— Records from a collection —
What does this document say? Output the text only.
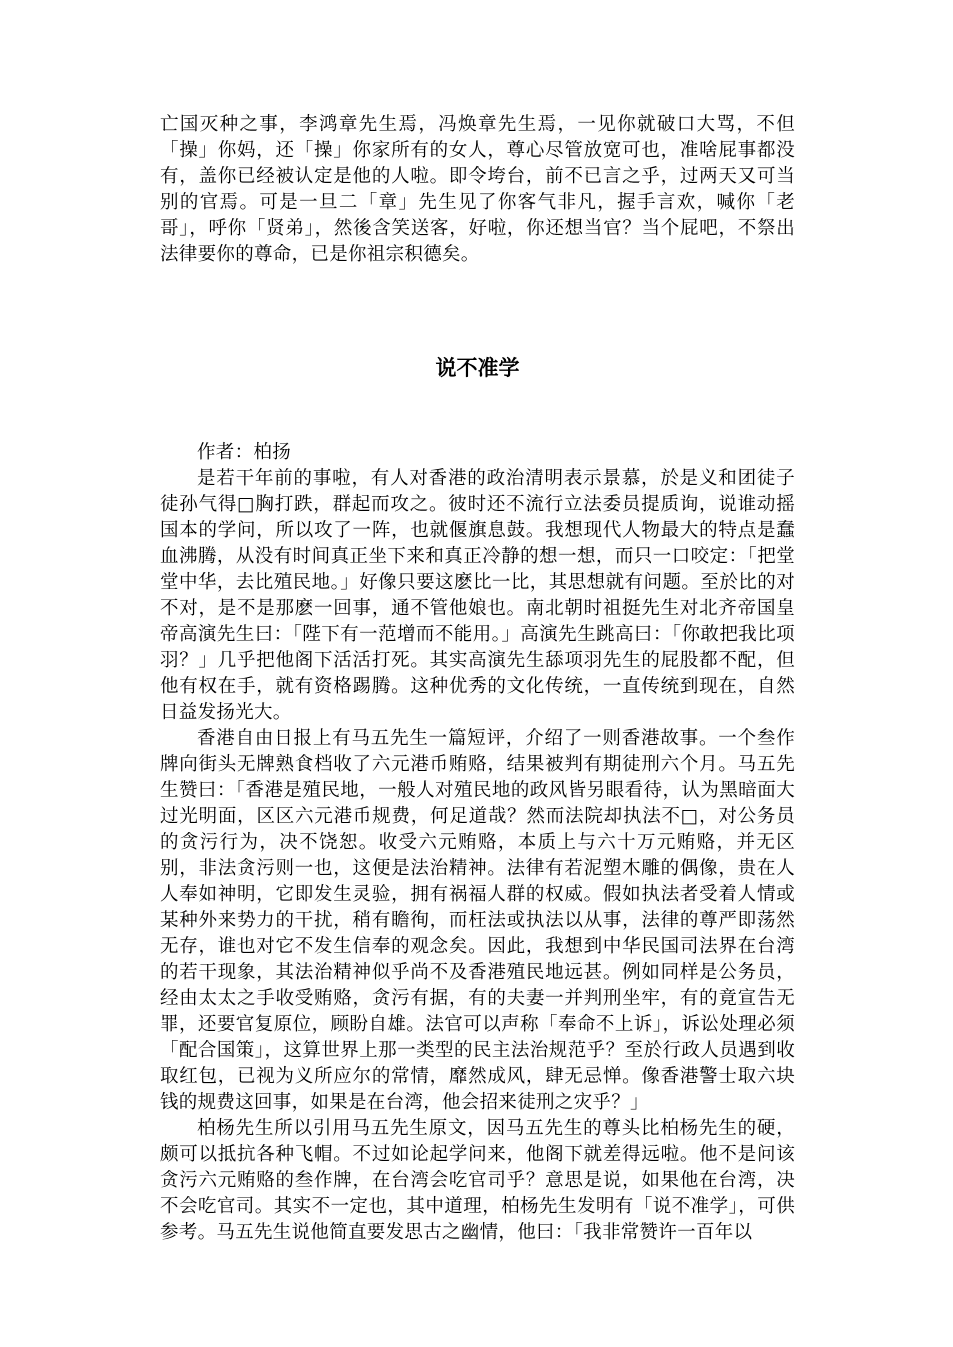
亡国灭种之事，李鸿章先生焉，冯焕章先生焉，一见你就破口大骂，不但「操」你妈，还「操」你家所有的女人，尊心尽管放宽可也，准啥屁事都没有，盖你已经被认定是他的人啦。即令垮台，前不已言之乎，过两天又可当别的官焉。可是一旦二「章」先生见了你客气非凡，握手言欢，喊你「老哥」，呼你「贤弟」，然後含笑送客，好啦，你还想当官？当个屁吧，不祭出法律要你的尊命，已是你祖宗积德矣。

说不准学

作者：柏扬

是若干年前的事啦，有人对香港的政治清明表示景慕，於是义和团徒子徒孙气得□胸打跌，群起而攻之。彼时还不流行立法委员提质询，说谁动摇国本的学问，所以攻了一阵，也就偃旗息鼓。我想现代人物最大的特点是蠢血沸腾，从没有时间真正坐下来和真正冷静的想一想，而只一口咬定：「把堂堂中华，去比殖民地。」好像只要这麽比一比，其思想就有问题。至於比的对不对，是不是那麽一回事，通不管他娘也。南北朝时祖挺先生对北齐帝国皇帝高演先生曰：「陛下有一范增而不能用。」高演先生跳高曰：「你敢把我比项羽？」几乎把他阁下活活打死。其实高演先生舔项羽先生的屁股都不配，但他有权在手，就有资格踢腾。这种优秀的文化传统，一直传统到现在，自然日益发扬光大。

香港自由日报上有马五先生一篇短评，介绍了一则香港故事。一个叁作牌向街头无牌熟食档收了六元港币贿赂，结果被判有期徒刑六个月。马五先生赞曰：「香港是殖民地，一般人对殖民地的政风皆另眼看待，认为黑暗面大过光明面，区区六元港币规费，何足道哉？然而法院却执法不□，对公务员的贪污行为，决不饶恕。收受六元贿赂，本质上与六十万元贿赂，并无区别，非法贪污则一也，这便是法治精神。法律有若泥塑木雕的偶像，贵在人人奉如神明，它即发生灵验，拥有祸福人群的权威。假如执法者受着人情或某种外来势力的干扰，稍有瞻徇，而枉法或执法以从事，法律的尊严即荡然无存，谁也对它不发生信奉的观念矣。因此，我想到中华民国司法界在台湾的若干现象，其法治精神似乎尚不及香港殖民地远甚。例如同样是公务员，经由太太之手收受贿赂，贪污有据，有的夫妻一并判刑坐牢，有的竟宣告无罪，还要官复原位，顾盼自雄。法官可以声称「奉命不上诉」，诉讼处理必须「配合国策」，这算世界上那一类型的民主法治规范乎？至於行政人员遇到收取红包，已视为义所应尔的常情，靡然成风，肆无忌惮。像香港警士取六块钱的规费这回事，如果是在台湾，他会招来徒刑之灾乎？」

柏杨先生所以引用马五先生原文，因马五先生的尊头比柏杨先生的硬，颇可以抵抗各种飞帽。不过如论起学问来，他阁下就差得远啦。他不是问该贪污六元贿赂的叁作牌，在台湾会吃官司乎？意思是说，如果他在台湾，决不会吃官司。其实不一定也，其中道理，柏杨先生发明有「说不准学」，可供参考。马五先生说他简直要发思古之幽情，他曰：「我非常赞许一百年以
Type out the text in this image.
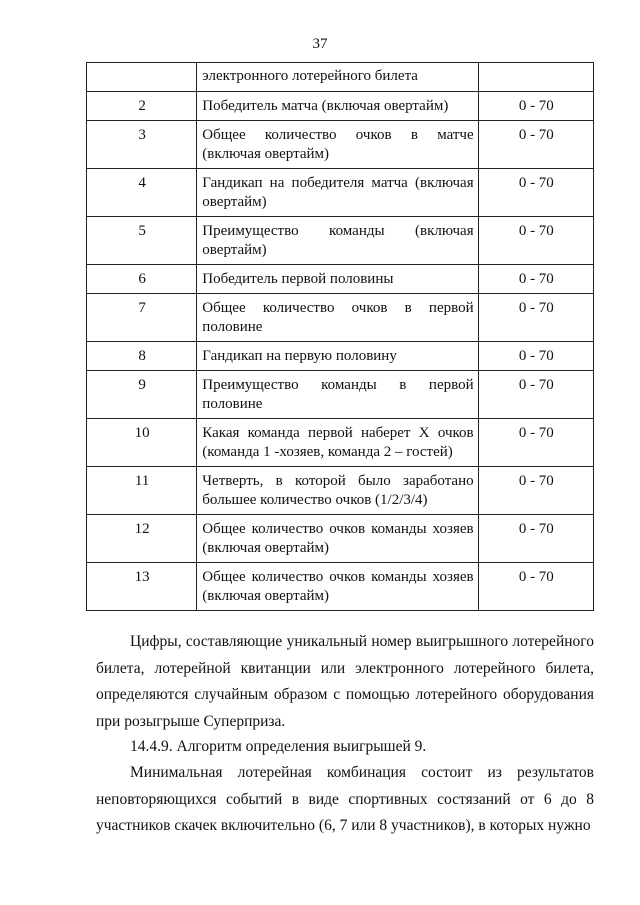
37
	электронного лотерейного билета	
2	Победитель матча (включая овертайм)	0 - 70
3	Общее количество очков в матче (включая овертайм)	0 - 70
4	Гандикап на победителя матча (включая овертайм)	0 - 70
5	Преимущество команды (включая овертайм)	0 - 70
6	Победитель первой половины	0 - 70
7	Общее количество очков в первой половине	0 - 70
8	Гандикап на первую половину	0 - 70
9	Преимущество команды в первой половине	0 - 70
10	Какая команда первой наберет X очков (команда 1 -хозяев, команда 2 – гостей)	0 - 70
11	Четверть, в которой было заработано большее количество очков (1/2/3/4)	0 - 70
12	Общее количество очков команды хозяев (включая овертайм)	0 - 70
13	Общее количество очков команды хозяев (включая овертайм)	0 - 70

Цифры, составляющие уникальный номер выигрышного лотерейного билета, лотерейной квитанции или электронного лотерейного билета, определяются случайным образом с помощью лотерейного оборудования при розыгрыше Суперприза.

14.4.9. Алгоритм определения выигрышей 9.

Минимальная лотерейная комбинация состоит из результатов неповторяющихся событий в виде спортивных состязаний от 6 до 8 участников скачек включительно (6, 7 или 8 участников), в которых нужно
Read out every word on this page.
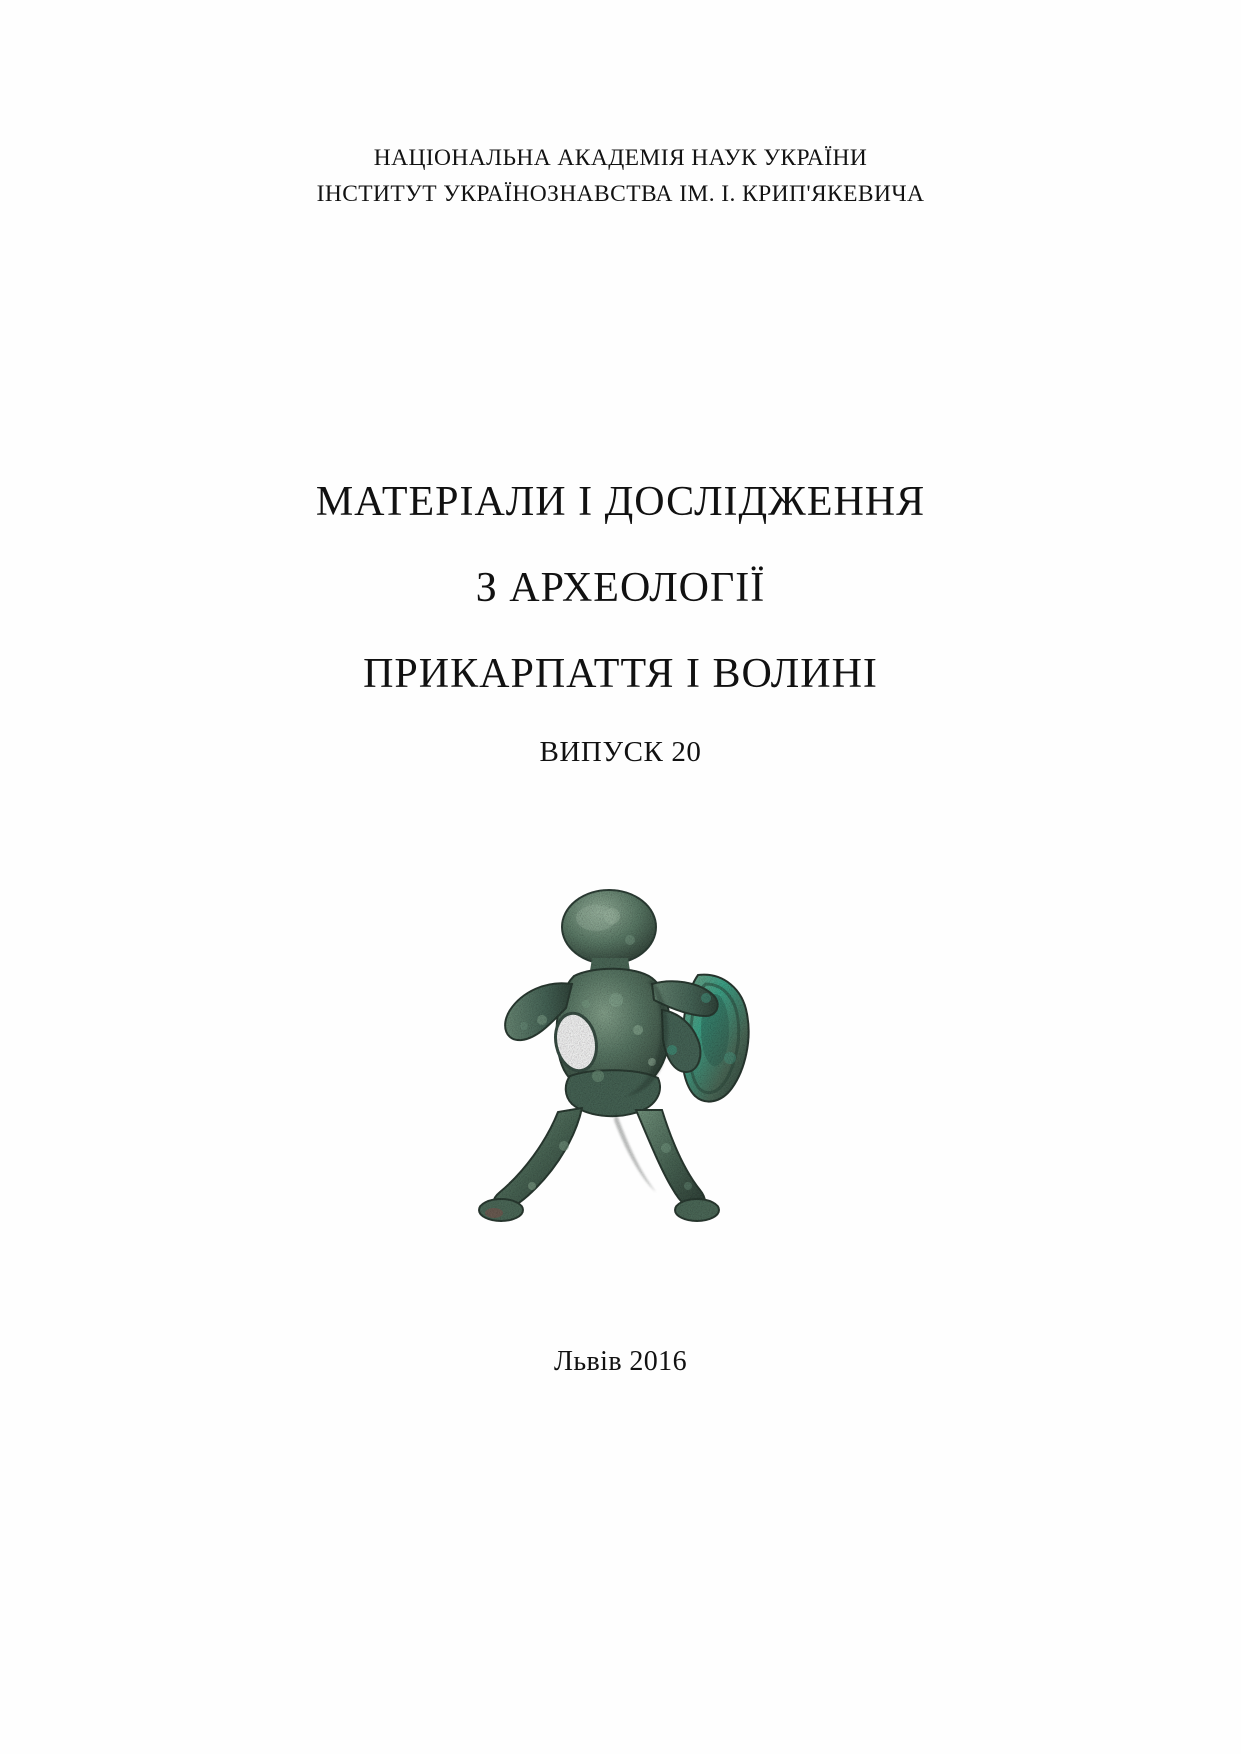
НАЦІОНАЛЬНА АКАДЕМІЯ НАУК УКРАЇНИ
ІНСТИТУТ УКРАЇНОЗНАВСТВА ІМ. І. КРИП'ЯКЕВИЧА
МАТЕРІАЛИ І ДОСЛІДЖЕННЯ
З АРХЕОЛОГІЇ
ПРИКАРПАТТЯ І ВОЛИНІ
ВИПУСК 20
Львів 2016
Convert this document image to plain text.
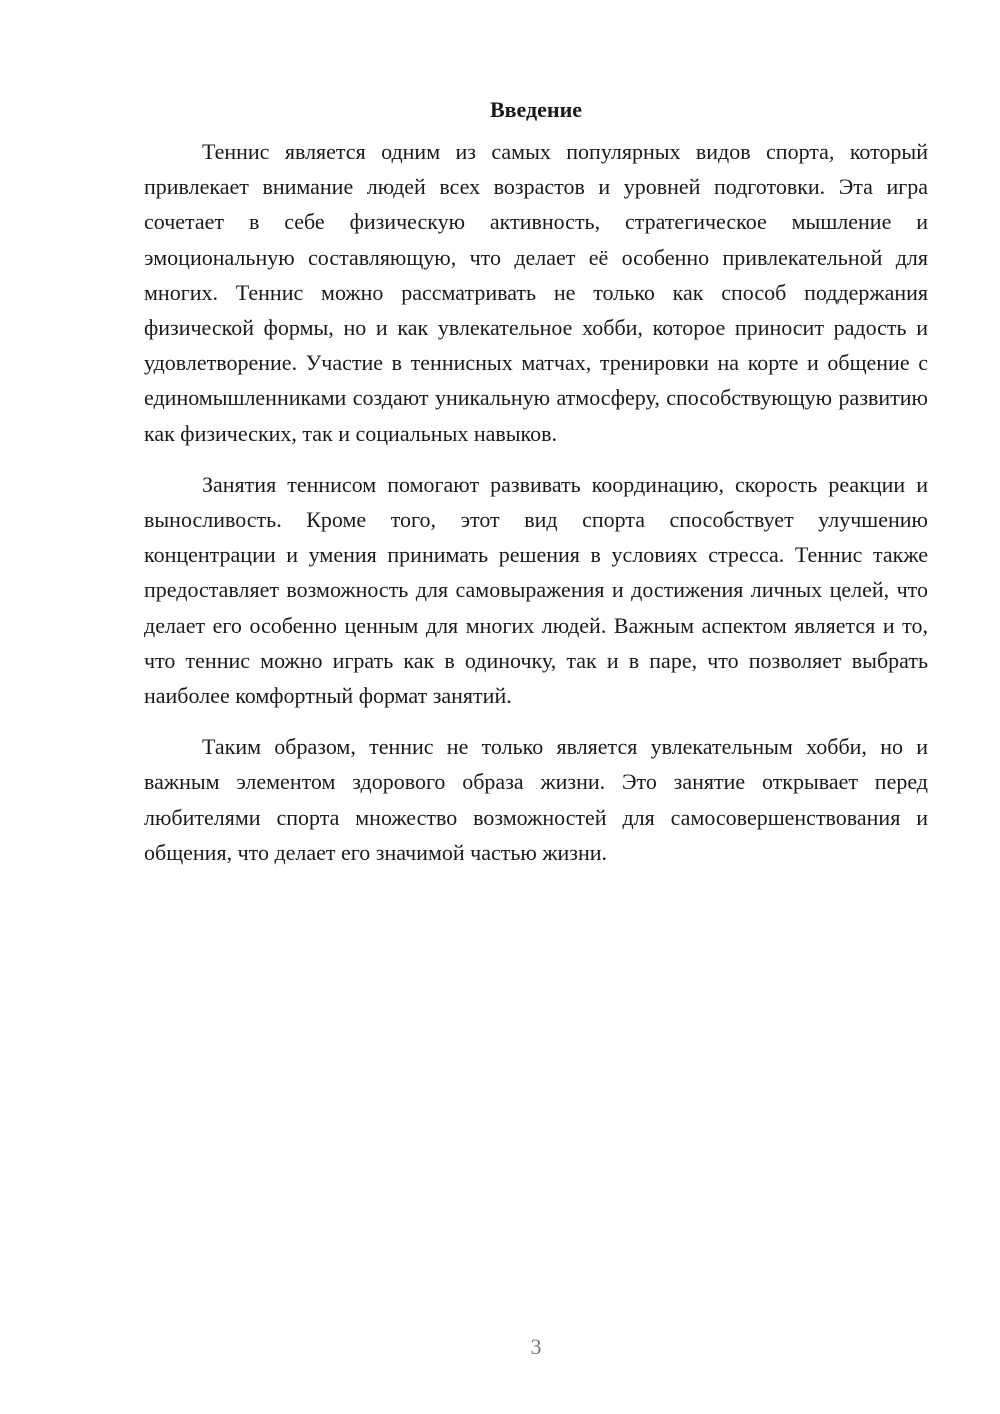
Введение

Теннис является одним из самых популярных видов спорта, который привлекает внимание людей всех возрастов и уровней подготовки. Эта игра сочетает в себе физическую активность, стратегическое мышление и эмоциональную составляющую, что делает её особенно привлекательной для многих. Теннис можно рассматривать не только как способ поддержания физической формы, но и как увлекательное хобби, которое приносит радость и удовлетворение. Участие в теннисных матчах, тренировки на корте и общение с единомышленниками создают уникальную атмосферу, способствующую развитию как физических, так и социальных навыков.

Занятия теннисом помогают развивать координацию, скорость реакции и выносливость. Кроме того, этот вид спорта способствует улучшению концентрации и умения принимать решения в условиях стресса. Теннис также предоставляет возможность для самовыражения и достижения личных целей, что делает его особенно ценным для многих людей. Важным аспектом является и то, что теннис можно играть как в одиночку, так и в паре, что позволяет выбрать наиболее комфортный формат занятий.

Таким образом, теннис не только является увлекательным хобби, но и важным элементом здорового образа жизни. Это занятие открывает перед любителями спорта множество возможностей для самосовершенствования и общения, что делает его значимой частью жизни.

3
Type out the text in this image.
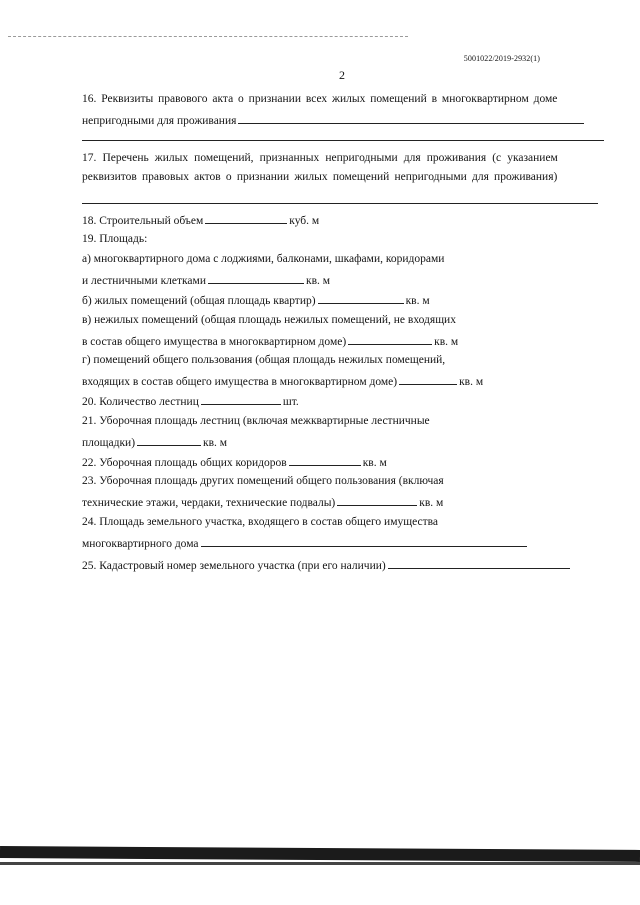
5001022/2019-2932(1)
2
16. Реквизиты правового акта о признании всех жилых помещений в многоквартирном доме
непригодными для проживания
17. Перечень жилых помещений, признанных непригодными для проживания (с указанием
реквизитов правовых актов о признании жилых помещений непригодными для проживания)
18. Строительный объем	куб. м
19. Площадь:
а) многоквартирного дома с лоджиями, балконами, шкафами, коридорами
и лестничными клетками	кв. м
б) жилых помещений (общая площадь квартир)	кв. м
в) нежилых помещений (общая площадь нежилых помещений, не входящих
в состав общего имущества в многоквартирном доме)	кв. м
г) помещений общего пользования (общая площадь нежилых помещений,
входящих в состав общего имущества в многоквартирном доме)	кв. м
20. Количество лестниц	шт.
21. Уборочная площадь лестниц (включая межквартирные лестничные
площадки)	кв. м
22. Уборочная площадь общих коридоров	кв. м
23. Уборочная площадь других помещений общего пользования (включая
технические этажи, чердаки, технические подвалы)	кв. м
24. Площадь земельного участка, входящего в состав общего имущества
многоквартирного дома
25. Кадастровый номер земельного участка (при его наличии)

— Required work —
Work out how many lines above contain the word "земельного". Give only the number.

— Task answer —
2